[Items listed in a dataset]
************

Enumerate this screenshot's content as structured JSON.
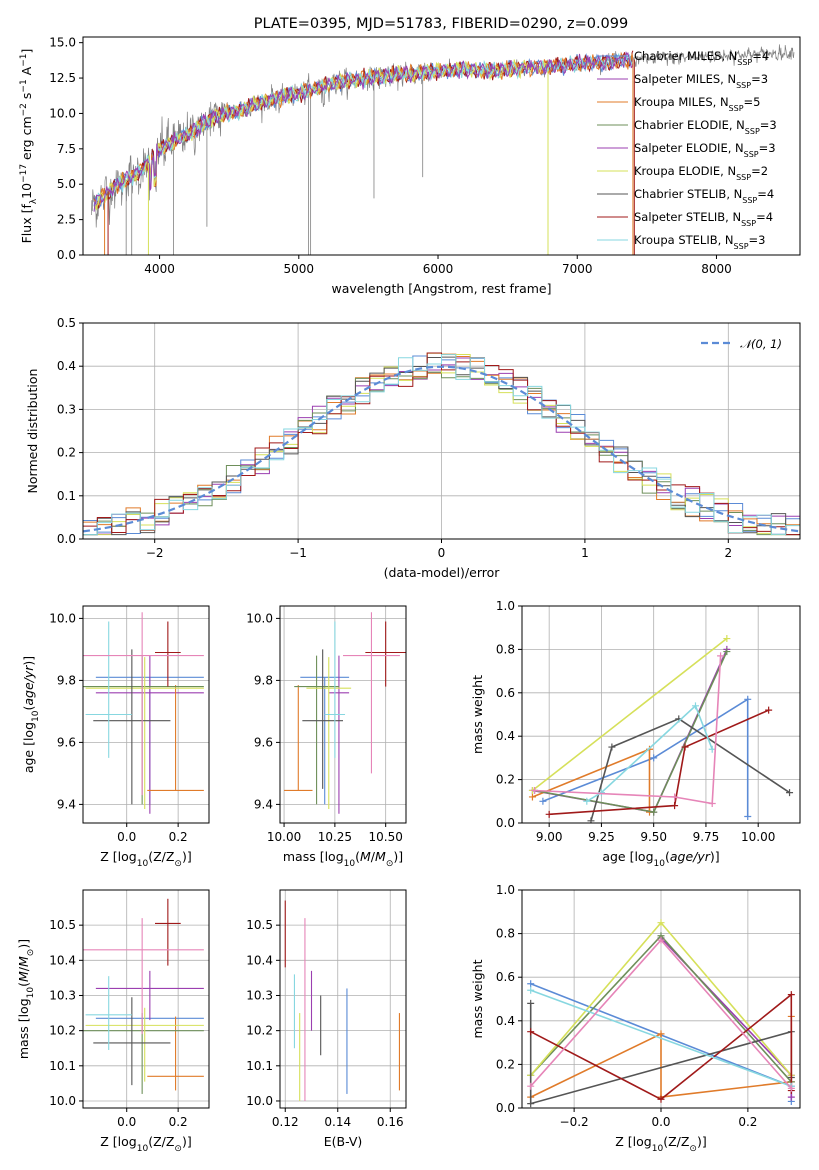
{
  "colors": {
    "Chabrier MILES": "#5b8bd6",
    "Salpeter MILES": "#9b3fb0",
    "Kroupa MILES": "#e07b2a",
    "Chabrier ELODIE": "#6e8f5a",
    "Salpeter ELODIE": "#9b3fb0",
    "Kroupa ELODIE": "#d6e05a",
    "Chabrier STELIB": "#555555",
    "Salpeter STELIB": "#a01a1a",
    "Kroupa STELIB": "#87d7e0",
    "pink": "#e685b8",
    "gray_data": "#808080",
    "normal": "#5b8bd6"
  },
  "chart_data": [
    {
      "id": "spectrum",
      "type": "line",
      "title": "PLATE=0395, MJD=51783, FIBERID=0290, z=0.099",
      "xlabel": "wavelength [Angstrom, rest frame]",
      "ylabel_html": "Flux [f<tspan baseline-shift='sub' font-size='9'>λ</tspan>10<tspan baseline-shift='super' font-size='9'>−17</tspan> erg cm<tspan baseline-shift='super' font-size='9'>−2</tspan> s<tspan baseline-shift='super' font-size='9'>−1</tspan> A<tspan baseline-shift='super' font-size='9'>−1</tspan>]",
      "xlim": [
        3450,
        8600
      ],
      "ylim": [
        0,
        15.4
      ],
      "xticks": [
        4000,
        5000,
        6000,
        7000,
        8000
      ],
      "yticks": [
        0.0,
        2.5,
        5.0,
        7.5,
        10.0,
        12.5,
        15.0
      ],
      "ytick_labels": [
        "0.0",
        "2.5",
        "5.0",
        "7.5",
        "10.0",
        "12.5",
        "15.0"
      ],
      "continuum": {
        "x": [
          3520,
          3700,
          3850,
          4000,
          4200,
          4400,
          4600,
          4800,
          5000,
          5200,
          5400,
          5600,
          5800,
          6000,
          6200,
          6400,
          6600,
          6800,
          7000,
          7200,
          7400
        ],
        "y": [
          3.5,
          5.0,
          5.8,
          7.5,
          8.5,
          9.8,
          10.3,
          11.0,
          11.4,
          12.0,
          12.4,
          12.6,
          12.8,
          13.0,
          13.1,
          13.0,
          13.2,
          13.3,
          13.5,
          13.6,
          13.8
        ]
      },
      "legend": [
        {
          "label": "Chabrier MILES, N",
          "sub": "SSP",
          "eq": "=4",
          "color_key": "Chabrier MILES"
        },
        {
          "label": "Salpeter MILES, N",
          "sub": "SSP",
          "eq": "=3",
          "color_key": "Salpeter MILES"
        },
        {
          "label": "Kroupa MILES, N",
          "sub": "SSP",
          "eq": "=5",
          "color_key": "Kroupa MILES"
        },
        {
          "label": "Chabrier ELODIE, N",
          "sub": "SSP",
          "eq": "=3",
          "color_key": "Chabrier ELODIE"
        },
        {
          "label": "Salpeter ELODIE, N",
          "sub": "SSP",
          "eq": "=3",
          "color_key": "Salpeter ELODIE"
        },
        {
          "label": "Kroupa ELODIE, N",
          "sub": "SSP",
          "eq": "=2",
          "color_key": "Kroupa ELODIE"
        },
        {
          "label": "Chabrier STELIB, N",
          "sub": "SSP",
          "eq": "=4",
          "color_key": "Chabrier STELIB"
        },
        {
          "label": "Salpeter STELIB, N",
          "sub": "SSP",
          "eq": "=4",
          "color_key": "Salpeter STELIB"
        },
        {
          "label": "Kroupa STELIB, N",
          "sub": "SSP",
          "eq": "=3",
          "color_key": "Kroupa STELIB"
        }
      ]
    },
    {
      "id": "residuals",
      "type": "histogram",
      "xlabel": "(data-model)/error",
      "ylabel": "Normed distribution",
      "xlim": [
        -2.5,
        2.5
      ],
      "ylim": [
        0,
        0.5
      ],
      "xticks": [
        -2,
        -1,
        0,
        1,
        2
      ],
      "xtick_labels": [
        "−2",
        "−1",
        "0",
        "1",
        "2"
      ],
      "yticks": [
        0.0,
        0.1,
        0.2,
        0.3,
        0.4,
        0.5
      ],
      "ytick_labels": [
        "0.0",
        "0.1",
        "0.2",
        "0.3",
        "0.4",
        "0.5"
      ],
      "bin_width": 0.1,
      "legend_label": "𝒩(0, 1)",
      "series_colors": [
        "Chabrier MILES",
        "Salpeter MILES",
        "Kroupa MILES",
        "Chabrier ELODIE",
        "Kroupa ELODIE",
        "Chabrier STELIB",
        "Salpeter STELIB",
        "Kroupa STELIB"
      ]
    },
    {
      "id": "age_vs_Z",
      "type": "errorbar",
      "xlabel_html": "Z [log<tspan baseline-shift='sub' font-size='9'>10</tspan>(Z/Z<tspan baseline-shift='sub' font-size='9'>⊙</tspan>)]",
      "ylabel_html": "age  [log<tspan baseline-shift='sub' font-size='9'>10</tspan>(<tspan font-style='italic'>age/yr</tspan>)]",
      "xlim": [
        -0.17,
        0.32
      ],
      "ylim": [
        9.34,
        10.04
      ],
      "xticks": [
        0.0,
        0.2
      ],
      "xtick_labels": [
        "0.0",
        "0.2"
      ],
      "yticks": [
        9.4,
        9.6,
        9.8,
        10.0
      ],
      "ytick_labels": [
        "9.4",
        "9.6",
        "9.8",
        "10.0"
      ],
      "points": [
        {
          "x": 0.09,
          "y": 9.81,
          "xerr": 0.21,
          "yerr": [
            0.41,
            0.0
          ],
          "color_key": "Chabrier MILES"
        },
        {
          "x": 0.09,
          "y": 9.76,
          "xerr": 0.21,
          "yerr": [
            0.39,
            0.12
          ],
          "color_key": "Salpeter MILES"
        },
        {
          "x": 0.19,
          "y": 9.445,
          "xerr": 0.11,
          "yerr": [
            0.0,
            0.34
          ],
          "color_key": "Kroupa MILES"
        },
        {
          "x": 0.06,
          "y": 9.78,
          "xerr": 0.24,
          "yerr": [
            0.38,
            0.1
          ],
          "color_key": "Chabrier ELODIE"
        },
        {
          "x": 0.07,
          "y": 9.775,
          "xerr": 0.23,
          "yerr": [
            0.39,
            0.1
          ],
          "color_key": "Kroupa ELODIE"
        },
        {
          "x": 0.02,
          "y": 9.67,
          "xerr": 0.15,
          "yerr": [
            0.27,
            0.23
          ],
          "color_key": "Chabrier STELIB"
        },
        {
          "x": 0.16,
          "y": 9.89,
          "xerr": 0.05,
          "yerr": [
            0.11,
            0.1
          ],
          "color_key": "Salpeter STELIB"
        },
        {
          "x": -0.07,
          "y": 9.69,
          "xerr": 0.09,
          "yerr": [
            0.14,
            0.3
          ],
          "color_key": "Kroupa STELIB"
        },
        {
          "x": 0.06,
          "y": 9.88,
          "xerr": 0.24,
          "yerr": [
            0.45,
            0.14
          ],
          "color_key": "pink"
        }
      ]
    },
    {
      "id": "age_vs_mass",
      "type": "errorbar",
      "xlabel_html": "mass [log<tspan baseline-shift='sub' font-size='9'>10</tspan>(<tspan font-style='italic'>M</tspan>/<tspan font-style='italic'>M</tspan><tspan baseline-shift='sub' font-size='9'>⊙</tspan>)]",
      "xlim": [
        9.98,
        10.6
      ],
      "ylim": [
        9.34,
        10.04
      ],
      "xticks": [
        10.0,
        10.25,
        10.5
      ],
      "xtick_labels": [
        "10.00",
        "10.25",
        "10.50"
      ],
      "yticks": [
        9.4,
        9.6,
        9.8,
        10.0
      ],
      "ytick_labels": [
        "9.4",
        "9.6",
        "9.8",
        "10.0"
      ],
      "points": [
        {
          "x": 10.2,
          "y": 9.81,
          "xerr": 0.12,
          "yerr": [
            0.41,
            0.0
          ],
          "color_key": "Chabrier MILES"
        },
        {
          "x": 10.27,
          "y": 9.76,
          "xerr": 0.05,
          "yerr": [
            0.39,
            0.12
          ],
          "color_key": "Salpeter MILES"
        },
        {
          "x": 10.07,
          "y": 9.445,
          "xerr": 0.07,
          "yerr": [
            0.0,
            0.34
          ],
          "color_key": "Kroupa MILES"
        },
        {
          "x": 10.16,
          "y": 9.78,
          "xerr": 0.11,
          "yerr": [
            0.38,
            0.1
          ],
          "color_key": "Chabrier ELODIE"
        },
        {
          "x": 10.22,
          "y": 9.775,
          "xerr": 0.11,
          "yerr": [
            0.39,
            0.1
          ],
          "color_key": "Kroupa ELODIE"
        },
        {
          "x": 10.19,
          "y": 9.67,
          "xerr": 0.1,
          "yerr": [
            0.22,
            0.23
          ],
          "color_key": "Chabrier STELIB"
        },
        {
          "x": 10.5,
          "y": 9.89,
          "xerr": 0.1,
          "yerr": [
            0.11,
            0.1
          ],
          "color_key": "Salpeter STELIB"
        },
        {
          "x": 10.25,
          "y": 9.69,
          "xerr": 0.05,
          "yerr": [
            0.14,
            0.3
          ],
          "color_key": "Kroupa STELIB"
        },
        {
          "x": 10.43,
          "y": 9.88,
          "xerr": 0.14,
          "yerr": [
            0.38,
            0.14
          ],
          "color_key": "pink"
        }
      ]
    },
    {
      "id": "weight_vs_age",
      "type": "line",
      "xlabel_html": "age  [log<tspan baseline-shift='sub' font-size='9'>10</tspan>(<tspan font-style='italic'>age/yr</tspan>)]",
      "ylabel": "mass weight",
      "xlim": [
        8.87,
        10.2
      ],
      "ylim": [
        0,
        1.0
      ],
      "xticks": [
        9.0,
        9.25,
        9.5,
        9.75,
        10.0
      ],
      "xtick_labels": [
        "9.00",
        "9.25",
        "9.50",
        "9.75",
        "10.00"
      ],
      "yticks": [
        0.0,
        0.2,
        0.4,
        0.6,
        0.8,
        1.0
      ],
      "ytick_labels": [
        "0.0",
        "0.2",
        "0.4",
        "0.6",
        "0.8",
        "1.0"
      ],
      "series": [
        {
          "color_key": "Chabrier MILES",
          "x": [
            9.95,
            9.95,
            9.5,
            8.97
          ],
          "y": [
            0.03,
            0.57,
            0.3,
            0.1
          ]
        },
        {
          "color_key": "Salpeter MILES",
          "x": [
            9.85,
            9.5,
            8.92
          ],
          "y": [
            0.8,
            0.05,
            0.15
          ]
        },
        {
          "color_key": "Kroupa MILES",
          "x": [
            9.48,
            9.48,
            8.92
          ],
          "y": [
            0.05,
            0.34,
            0.12
          ]
        },
        {
          "color_key": "Chabrier ELODIE",
          "x": [
            9.85,
            9.5,
            8.93
          ],
          "y": [
            0.79,
            0.05,
            0.15
          ]
        },
        {
          "color_key": "Kroupa ELODIE",
          "x": [
            9.85,
            8.92
          ],
          "y": [
            0.85,
            0.15
          ]
        },
        {
          "color_key": "Chabrier STELIB",
          "x": [
            10.15,
            9.62,
            9.3,
            9.2
          ],
          "y": [
            0.14,
            0.48,
            0.35,
            0.01
          ]
        },
        {
          "color_key": "Salpeter STELIB",
          "x": [
            10.05,
            9.65,
            9.6,
            9.0
          ],
          "y": [
            0.52,
            0.35,
            0.08,
            0.04
          ]
        },
        {
          "color_key": "Kroupa STELIB",
          "x": [
            9.78,
            9.7,
            9.25,
            9.18
          ],
          "y": [
            0.34,
            0.54,
            0.14,
            0.1
          ]
        },
        {
          "color_key": "pink",
          "x": [
            9.82,
            9.78,
            9.6,
            8.93
          ],
          "y": [
            0.77,
            0.09,
            0.12,
            0.15
          ]
        }
      ]
    },
    {
      "id": "mass_vs_Z",
      "type": "errorbar",
      "xlabel_html": "Z [log<tspan baseline-shift='sub' font-size='9'>10</tspan>(Z/Z<tspan baseline-shift='sub' font-size='9'>⊙</tspan>)]",
      "ylabel_html": "mass [log<tspan baseline-shift='sub' font-size='9'>10</tspan>(<tspan font-style='italic'>M</tspan>/<tspan font-style='italic'>M</tspan><tspan baseline-shift='sub' font-size='9'>⊙</tspan>)]",
      "xlim": [
        -0.17,
        0.32
      ],
      "ylim": [
        9.98,
        10.6
      ],
      "xticks": [
        0.0,
        0.2
      ],
      "xtick_labels": [
        "0.0",
        "0.2"
      ],
      "yticks": [
        10.0,
        10.1,
        10.2,
        10.3,
        10.4,
        10.5
      ],
      "ytick_labels": [
        "10.0",
        "10.1",
        "10.2",
        "10.3",
        "10.4",
        "10.5"
      ],
      "points": [
        {
          "x": 0.09,
          "y": 10.235,
          "xerr": 0.21,
          "yerr": [
            0.0,
            0.0
          ],
          "color_key": "Chabrier MILES"
        },
        {
          "x": 0.09,
          "y": 10.32,
          "xerr": 0.21,
          "yerr": [
            0.09,
            0.05
          ],
          "color_key": "Salpeter MILES"
        },
        {
          "x": 0.19,
          "y": 10.07,
          "xerr": 0.11,
          "yerr": [
            0.04,
            0.17
          ],
          "color_key": "Kroupa MILES"
        },
        {
          "x": 0.06,
          "y": 10.2,
          "xerr": 0.24,
          "yerr": [
            0.18,
            0.05
          ],
          "color_key": "Chabrier ELODIE"
        },
        {
          "x": 0.07,
          "y": 10.215,
          "xerr": 0.23,
          "yerr": [
            0.16,
            0.05
          ],
          "color_key": "Kroupa ELODIE"
        },
        {
          "x": 0.02,
          "y": 10.165,
          "xerr": 0.15,
          "yerr": [
            0.12,
            0.13
          ],
          "color_key": "Chabrier STELIB"
        },
        {
          "x": 0.16,
          "y": 10.505,
          "xerr": 0.05,
          "yerr": [
            0.12,
            0.07
          ],
          "color_key": "Salpeter STELIB"
        },
        {
          "x": -0.07,
          "y": 10.245,
          "xerr": 0.09,
          "yerr": [
            0.1,
            0.11
          ],
          "color_key": "Kroupa STELIB"
        },
        {
          "x": 0.06,
          "y": 10.43,
          "xerr": 0.24,
          "yerr": [
            0.24,
            0.09
          ],
          "color_key": "pink"
        }
      ]
    },
    {
      "id": "mass_vs_ebv",
      "type": "errorbar",
      "xlabel": "E(B-V)",
      "xlim": [
        0.118,
        0.166
      ],
      "ylim": [
        9.98,
        10.6
      ],
      "xticks": [
        0.12,
        0.14,
        0.16
      ],
      "xtick_labels": [
        "0.12",
        "0.14",
        "0.16"
      ],
      "yticks": [
        10.0,
        10.1,
        10.2,
        10.3,
        10.4,
        10.5
      ],
      "ytick_labels": [
        "10.0",
        "10.1",
        "10.2",
        "10.3",
        "10.4",
        "10.5"
      ],
      "points": [
        {
          "x": 0.12,
          "y": 10.48,
          "xerr": 0.0,
          "yerr": [
            0.1,
            0.09
          ],
          "color_key": "Salpeter STELIB"
        },
        {
          "x": 0.1235,
          "y": 10.25,
          "xerr": 0.0,
          "yerr": [
            0.1,
            0.11
          ],
          "color_key": "Kroupa STELIB"
        },
        {
          "x": 0.1255,
          "y": 10.12,
          "xerr": 0.0,
          "yerr": [
            0.12,
            0.13
          ],
          "color_key": "Kroupa ELODIE"
        },
        {
          "x": 0.1275,
          "y": 10.28,
          "xerr": 0.0,
          "yerr": [
            0.28,
            0.24
          ],
          "color_key": "pink"
        },
        {
          "x": 0.13,
          "y": 10.28,
          "xerr": 0.0,
          "yerr": [
            0.08,
            0.09
          ],
          "color_key": "Salpeter MILES"
        },
        {
          "x": 0.1335,
          "y": 10.2,
          "xerr": 0.0,
          "yerr": [
            0.07,
            0.1
          ],
          "color_key": "Chabrier STELIB"
        },
        {
          "x": 0.1435,
          "y": 10.17,
          "xerr": 0.0,
          "yerr": [
            0.15,
            0.15
          ],
          "color_key": "Chabrier MILES"
        },
        {
          "x": 0.1635,
          "y": 10.14,
          "xerr": 0.0,
          "yerr": [
            0.11,
            0.11
          ],
          "color_key": "Kroupa MILES"
        }
      ]
    },
    {
      "id": "weight_vs_Z",
      "type": "line",
      "xlabel_html": "Z [log<tspan baseline-shift='sub' font-size='9'>10</tspan>(Z/Z<tspan baseline-shift='sub' font-size='9'>⊙</tspan>)]",
      "ylabel": "mass weight",
      "xlim": [
        -0.32,
        0.32
      ],
      "ylim": [
        0,
        1.0
      ],
      "xticks": [
        -0.2,
        0.0,
        0.2
      ],
      "xtick_labels": [
        "−0.2",
        "0.0",
        "0.2"
      ],
      "yticks": [
        0.0,
        0.2,
        0.4,
        0.6,
        0.8,
        1.0
      ],
      "ytick_labels": [
        "0.0",
        "0.2",
        "0.4",
        "0.6",
        "0.8",
        "1.0"
      ],
      "series": [
        {
          "color_key": "Chabrier MILES",
          "x": [
            -0.3,
            0.3,
            0.3
          ],
          "y": [
            0.57,
            0.1,
            0.03
          ]
        },
        {
          "color_key": "Salpeter MILES",
          "x": [
            0.0,
            0.3,
            0.3
          ],
          "y": [
            0.78,
            0.15,
            0.05
          ]
        },
        {
          "color_key": "Kroupa MILES",
          "x": [
            -0.3,
            0.0,
            0.0,
            0.3,
            0.3
          ],
          "y": [
            0.05,
            0.34,
            0.05,
            0.12,
            0.42
          ]
        },
        {
          "color_key": "Chabrier ELODIE",
          "x": [
            -0.3,
            0.0,
            0.3
          ],
          "y": [
            0.15,
            0.79,
            0.12
          ]
        },
        {
          "color_key": "Kroupa ELODIE",
          "x": [
            -0.3,
            0.0,
            0.3
          ],
          "y": [
            0.15,
            0.85,
            0.15
          ]
        },
        {
          "color_key": "Chabrier STELIB",
          "x": [
            -0.3,
            -0.3,
            0.3,
            0.3
          ],
          "y": [
            0.48,
            0.02,
            0.35,
            0.14
          ]
        },
        {
          "color_key": "Salpeter STELIB",
          "x": [
            -0.3,
            0.0,
            0.3,
            0.3
          ],
          "y": [
            0.35,
            0.04,
            0.52,
            0.08
          ]
        },
        {
          "color_key": "Kroupa STELIB",
          "x": [
            -0.3,
            0.3
          ],
          "y": [
            0.54,
            0.1
          ]
        },
        {
          "color_key": "pink",
          "x": [
            -0.3,
            0.0,
            0.3
          ],
          "y": [
            0.1,
            0.77,
            0.09
          ]
        }
      ]
    }
  ]
}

************

Objective:
Search the data for the word "style" and copy each line where it appears.

Result of the task:
      "ylabel_html": "age  [log<tspan baseline-shift='sub' font-size='9'>10</tspan>(<tspan font-style='italic'>age/yr</tspan>)]",
      "xlabel_html": "mass [log<tspan baseline-shift='sub' font-size='9'>10</tspan>(<tspan font-style='italic'>M</tspan>/<tspan font-style='italic'>M</tspan><tspan baseline-shift='sub' font-size='9'>⊙</tspan>)]",
      "xlabel_html": "age  [log<tspan baseline-shift='sub' font-size='9'>10</tspan>(<tspan font-style='italic'>age/yr</tspan>)]",
      "ylabel_html": "mass [log<tspan baseline-shift='sub' font-size='9'>10</tspan>(<tspan font-style='italic'>M</tspan>/<tspan font-style='italic'>M</tspan><tspan baseline-shift='sub' font-size='9'>⊙</tspan>)]",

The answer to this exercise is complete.